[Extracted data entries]
################
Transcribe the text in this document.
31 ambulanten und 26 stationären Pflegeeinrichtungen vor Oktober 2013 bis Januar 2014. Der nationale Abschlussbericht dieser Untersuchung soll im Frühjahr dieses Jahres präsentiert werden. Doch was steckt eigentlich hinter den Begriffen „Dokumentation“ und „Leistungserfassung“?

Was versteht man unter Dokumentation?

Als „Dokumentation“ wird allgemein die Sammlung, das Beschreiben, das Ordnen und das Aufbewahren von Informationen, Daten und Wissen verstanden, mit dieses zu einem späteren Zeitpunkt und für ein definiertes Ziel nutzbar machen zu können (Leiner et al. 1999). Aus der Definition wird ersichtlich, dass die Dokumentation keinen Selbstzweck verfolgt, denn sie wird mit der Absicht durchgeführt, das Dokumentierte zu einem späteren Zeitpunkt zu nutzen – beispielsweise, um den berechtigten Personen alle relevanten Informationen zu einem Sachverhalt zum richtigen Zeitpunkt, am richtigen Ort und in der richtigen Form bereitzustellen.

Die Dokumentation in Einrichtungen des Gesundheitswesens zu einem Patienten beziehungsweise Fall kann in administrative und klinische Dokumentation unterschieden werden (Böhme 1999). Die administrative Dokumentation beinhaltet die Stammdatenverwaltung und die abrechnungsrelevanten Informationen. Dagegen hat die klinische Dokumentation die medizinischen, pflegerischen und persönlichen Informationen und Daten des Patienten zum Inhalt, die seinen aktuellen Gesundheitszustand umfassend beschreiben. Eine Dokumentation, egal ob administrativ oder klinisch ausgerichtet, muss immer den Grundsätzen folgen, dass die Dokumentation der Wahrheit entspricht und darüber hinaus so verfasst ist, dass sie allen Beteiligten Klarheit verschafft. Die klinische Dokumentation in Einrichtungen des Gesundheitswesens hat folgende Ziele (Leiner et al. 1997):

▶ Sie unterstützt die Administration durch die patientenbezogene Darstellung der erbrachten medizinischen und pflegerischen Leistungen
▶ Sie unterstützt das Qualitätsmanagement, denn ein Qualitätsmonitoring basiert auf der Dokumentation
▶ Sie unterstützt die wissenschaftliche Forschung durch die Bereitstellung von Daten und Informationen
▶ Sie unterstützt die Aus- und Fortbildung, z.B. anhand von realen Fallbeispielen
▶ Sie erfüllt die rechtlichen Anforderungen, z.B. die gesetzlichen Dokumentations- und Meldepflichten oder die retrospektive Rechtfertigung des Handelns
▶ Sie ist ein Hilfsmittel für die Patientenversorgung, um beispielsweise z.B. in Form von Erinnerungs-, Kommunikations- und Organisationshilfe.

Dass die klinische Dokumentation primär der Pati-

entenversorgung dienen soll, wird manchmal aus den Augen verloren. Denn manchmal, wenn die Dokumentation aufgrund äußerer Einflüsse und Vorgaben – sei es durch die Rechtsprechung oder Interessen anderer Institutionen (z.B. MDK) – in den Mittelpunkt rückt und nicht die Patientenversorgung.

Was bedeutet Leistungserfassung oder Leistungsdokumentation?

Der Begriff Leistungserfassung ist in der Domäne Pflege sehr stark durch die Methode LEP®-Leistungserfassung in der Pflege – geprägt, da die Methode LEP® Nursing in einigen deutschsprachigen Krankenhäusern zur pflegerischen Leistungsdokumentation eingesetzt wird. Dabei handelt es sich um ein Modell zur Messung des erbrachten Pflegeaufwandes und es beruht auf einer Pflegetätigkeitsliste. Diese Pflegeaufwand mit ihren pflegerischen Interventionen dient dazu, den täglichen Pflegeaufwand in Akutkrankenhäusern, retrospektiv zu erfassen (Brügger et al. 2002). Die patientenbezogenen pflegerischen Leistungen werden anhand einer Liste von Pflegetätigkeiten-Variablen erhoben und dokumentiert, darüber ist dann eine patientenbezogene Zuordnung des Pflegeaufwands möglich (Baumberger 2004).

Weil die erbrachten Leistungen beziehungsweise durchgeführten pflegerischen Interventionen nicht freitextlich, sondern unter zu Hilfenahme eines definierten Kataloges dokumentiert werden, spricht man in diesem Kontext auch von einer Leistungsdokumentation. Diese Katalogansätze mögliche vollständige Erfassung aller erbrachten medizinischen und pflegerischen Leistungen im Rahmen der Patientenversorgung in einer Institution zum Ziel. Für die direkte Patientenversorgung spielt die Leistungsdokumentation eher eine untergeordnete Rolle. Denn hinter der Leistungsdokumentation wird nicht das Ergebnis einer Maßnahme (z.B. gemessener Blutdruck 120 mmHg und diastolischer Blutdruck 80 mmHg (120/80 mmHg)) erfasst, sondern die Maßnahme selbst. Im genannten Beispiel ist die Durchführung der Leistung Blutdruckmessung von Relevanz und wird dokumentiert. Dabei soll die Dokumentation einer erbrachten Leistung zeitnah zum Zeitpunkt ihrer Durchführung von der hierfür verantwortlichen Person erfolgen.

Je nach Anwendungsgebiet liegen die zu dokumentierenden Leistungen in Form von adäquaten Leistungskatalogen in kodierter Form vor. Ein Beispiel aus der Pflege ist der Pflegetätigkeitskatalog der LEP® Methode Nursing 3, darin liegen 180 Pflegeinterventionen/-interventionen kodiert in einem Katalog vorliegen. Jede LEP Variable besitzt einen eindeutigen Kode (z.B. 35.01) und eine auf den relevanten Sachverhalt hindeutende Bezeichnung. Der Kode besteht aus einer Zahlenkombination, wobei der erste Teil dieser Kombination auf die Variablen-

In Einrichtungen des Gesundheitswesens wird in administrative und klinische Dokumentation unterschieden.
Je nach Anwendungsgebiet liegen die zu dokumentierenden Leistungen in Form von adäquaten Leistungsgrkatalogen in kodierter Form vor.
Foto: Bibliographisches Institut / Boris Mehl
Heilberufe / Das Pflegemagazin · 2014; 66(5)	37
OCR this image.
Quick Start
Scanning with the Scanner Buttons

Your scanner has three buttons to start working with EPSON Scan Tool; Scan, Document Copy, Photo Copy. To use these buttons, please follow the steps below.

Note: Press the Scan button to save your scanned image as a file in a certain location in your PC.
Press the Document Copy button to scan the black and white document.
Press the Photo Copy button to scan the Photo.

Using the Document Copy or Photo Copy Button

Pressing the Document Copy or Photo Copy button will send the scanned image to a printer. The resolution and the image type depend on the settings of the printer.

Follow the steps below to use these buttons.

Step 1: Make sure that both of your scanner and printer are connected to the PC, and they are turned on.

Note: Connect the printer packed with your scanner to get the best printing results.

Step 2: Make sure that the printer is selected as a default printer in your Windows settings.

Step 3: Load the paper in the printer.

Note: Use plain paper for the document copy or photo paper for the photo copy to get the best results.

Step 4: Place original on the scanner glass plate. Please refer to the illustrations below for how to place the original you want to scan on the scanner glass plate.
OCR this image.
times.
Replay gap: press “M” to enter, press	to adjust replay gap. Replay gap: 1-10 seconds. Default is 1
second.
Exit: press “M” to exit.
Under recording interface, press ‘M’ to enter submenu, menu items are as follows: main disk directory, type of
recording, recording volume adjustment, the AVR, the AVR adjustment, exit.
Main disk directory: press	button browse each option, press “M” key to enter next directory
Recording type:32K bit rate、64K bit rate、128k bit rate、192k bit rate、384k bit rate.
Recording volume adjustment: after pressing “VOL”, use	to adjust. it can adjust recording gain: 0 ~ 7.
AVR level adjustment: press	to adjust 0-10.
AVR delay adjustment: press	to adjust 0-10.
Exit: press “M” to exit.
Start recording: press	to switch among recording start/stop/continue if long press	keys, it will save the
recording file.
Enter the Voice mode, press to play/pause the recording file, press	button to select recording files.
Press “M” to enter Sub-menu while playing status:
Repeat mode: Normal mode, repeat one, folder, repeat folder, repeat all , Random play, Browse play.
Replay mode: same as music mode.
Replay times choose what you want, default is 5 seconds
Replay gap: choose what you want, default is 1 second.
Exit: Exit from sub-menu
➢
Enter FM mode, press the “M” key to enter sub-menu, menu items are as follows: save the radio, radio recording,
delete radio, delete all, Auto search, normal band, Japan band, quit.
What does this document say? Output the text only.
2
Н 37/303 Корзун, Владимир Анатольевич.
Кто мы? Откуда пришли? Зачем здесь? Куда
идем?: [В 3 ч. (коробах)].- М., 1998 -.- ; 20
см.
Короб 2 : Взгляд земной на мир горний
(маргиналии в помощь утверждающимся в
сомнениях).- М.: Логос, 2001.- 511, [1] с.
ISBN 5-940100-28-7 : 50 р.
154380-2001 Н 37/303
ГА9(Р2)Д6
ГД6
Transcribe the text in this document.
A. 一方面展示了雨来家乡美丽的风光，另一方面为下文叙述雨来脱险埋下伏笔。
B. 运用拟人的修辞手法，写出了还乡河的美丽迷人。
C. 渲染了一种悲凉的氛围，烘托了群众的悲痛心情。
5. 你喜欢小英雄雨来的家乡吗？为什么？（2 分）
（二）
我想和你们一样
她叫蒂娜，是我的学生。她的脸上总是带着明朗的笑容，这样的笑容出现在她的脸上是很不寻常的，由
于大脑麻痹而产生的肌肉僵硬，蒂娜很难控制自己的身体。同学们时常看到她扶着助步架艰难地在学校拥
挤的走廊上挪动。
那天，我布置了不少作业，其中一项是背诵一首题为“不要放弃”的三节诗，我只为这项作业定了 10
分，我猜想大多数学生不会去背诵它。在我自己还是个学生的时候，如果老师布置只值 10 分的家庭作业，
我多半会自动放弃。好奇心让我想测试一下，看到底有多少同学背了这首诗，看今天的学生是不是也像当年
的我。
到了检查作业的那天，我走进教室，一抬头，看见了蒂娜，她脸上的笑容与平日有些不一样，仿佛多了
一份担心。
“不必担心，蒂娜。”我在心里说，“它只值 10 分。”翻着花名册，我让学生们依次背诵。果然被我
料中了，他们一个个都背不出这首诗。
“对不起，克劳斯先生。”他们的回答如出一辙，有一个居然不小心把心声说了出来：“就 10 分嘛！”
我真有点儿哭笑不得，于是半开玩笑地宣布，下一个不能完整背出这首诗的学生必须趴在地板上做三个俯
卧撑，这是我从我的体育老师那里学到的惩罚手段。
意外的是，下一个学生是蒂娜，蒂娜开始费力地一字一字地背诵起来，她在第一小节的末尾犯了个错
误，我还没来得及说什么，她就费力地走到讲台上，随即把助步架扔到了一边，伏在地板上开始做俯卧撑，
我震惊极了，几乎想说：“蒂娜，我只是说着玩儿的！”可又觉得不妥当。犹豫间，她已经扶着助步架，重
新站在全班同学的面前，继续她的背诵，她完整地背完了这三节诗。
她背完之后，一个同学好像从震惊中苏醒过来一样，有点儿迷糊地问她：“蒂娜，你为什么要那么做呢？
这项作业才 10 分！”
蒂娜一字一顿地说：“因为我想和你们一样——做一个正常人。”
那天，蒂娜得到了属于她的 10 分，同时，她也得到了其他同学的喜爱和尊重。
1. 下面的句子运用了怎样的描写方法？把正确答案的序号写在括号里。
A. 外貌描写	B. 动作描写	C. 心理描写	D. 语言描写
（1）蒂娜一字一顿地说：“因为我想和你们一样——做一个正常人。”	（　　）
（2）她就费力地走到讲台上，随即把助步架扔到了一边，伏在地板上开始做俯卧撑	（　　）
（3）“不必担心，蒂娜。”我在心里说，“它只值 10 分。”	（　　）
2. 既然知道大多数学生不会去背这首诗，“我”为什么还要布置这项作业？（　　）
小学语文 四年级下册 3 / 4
################
- Required work -
Lines that hold the word "伏在地板上开始做俯卧撑" are the ones to return, every one of them.

- Solution for this problem -
误，我还没来得及说什么，她就费力地走到讲台上，随即把助步架扔到了一边，伏在地板上开始做俯卧撑，
（2）她就费力地走到讲台上，随即把助步架扔到了一边，伏在地板上开始做俯卧撑	（　　）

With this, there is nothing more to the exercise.